▶ _Exercise goal_: Narrow the data below down to the lines containing "大意相符即可".

▶ _Input material_:

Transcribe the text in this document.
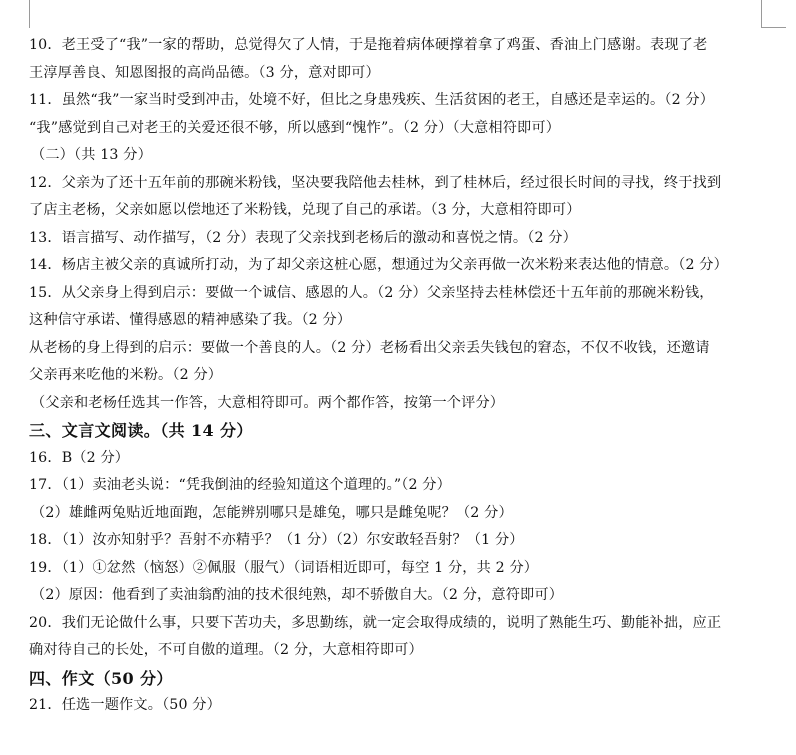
10．老王受了“我”一家的帮助，总觉得欠了人情，于是拖着病体硬撑着拿了鸡蛋、香油上门感谢。表现了老
王淳厚善良、知恩图报的高尚品德。（3 分，意对即可）
11．虽然“我”一家当时受到冲击，处境不好，但比之身患残疾、生活贫困的老王，自感还是幸运的。（2 分）
“我”感觉到自己对老王的关爱还很不够，所以感到“愧怍”。（2 分）（大意相符即可）
（二）（共 13 分）
12．父亲为了还十五年前的那碗米粉钱，坚决要我陪他去桂林，到了桂林后，经过很长时间的寻找，终于找到
了店主老杨，父亲如愿以偿地还了米粉钱，兑现了自己的承诺。（3 分，大意相符即可）
13．语言描写、动作描写，（2 分）表现了父亲找到老杨后的激动和喜悦之情。（2 分）
14．杨店主被父亲的真诚所打动，为了却父亲这桩心愿，想通过为父亲再做一次米粉来表达他的情意。（2 分）
15．从父亲身上得到启示：要做一个诚信、感恩的人。（2 分）父亲坚持去桂林偿还十五年前的那碗米粉钱，
这种信守承诺、懂得感恩的精神感染了我。（2 分）
从老杨的身上得到的启示：要做一个善良的人。（2 分）老杨看出父亲丢失钱包的窘态，不仅不收钱，还邀请
父亲再来吃他的米粉。（2 分）
（父亲和老杨任选其一作答，大意相符即可。两个都作答，按第一个评分）
三、文言文阅读。（共 14 分）
16．B（2 分）
17．（1）卖油老头说：“凭我倒油的经验知道这个道理的。”（2 分）
（2）雄雌两兔贴近地面跑，怎能辨别哪只是雄兔，哪只是雌兔呢？（2 分）
18．（1）汝亦知射乎？吾射不亦精乎？（1 分）（2）尔安敢轻吾射？（1 分）
19．（1）①忿然（恼怒）②佩服（服气）（词语相近即可，每空 1 分，共 2 分）
（2）原因：他看到了卖油翁酌油的技术很纯熟，却不骄傲自大。（2 分，意符即可）
20．我们无论做什么事，只要下苦功夫，多思勤练，就一定会取得成绩的，说明了熟能生巧、勤能补拙，应正
确对待自己的长处，不可自傲的道理。（2 分，大意相符即可）
四、作文（50 分）
21．任选一题作文。（50 分）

▶ _Output of the exercise_:
“我”感觉到自己对老王的关爱还很不够，所以感到“愧怍”。（2 分）（大意相符即可）
了店主老杨，父亲如愿以偿地还了米粉钱，兑现了自己的承诺。（3 分，大意相符即可）
（父亲和老杨任选其一作答，大意相符即可。两个都作答，按第一个评分）
确对待自己的长处，不可自傲的道理。（2 分，大意相符即可）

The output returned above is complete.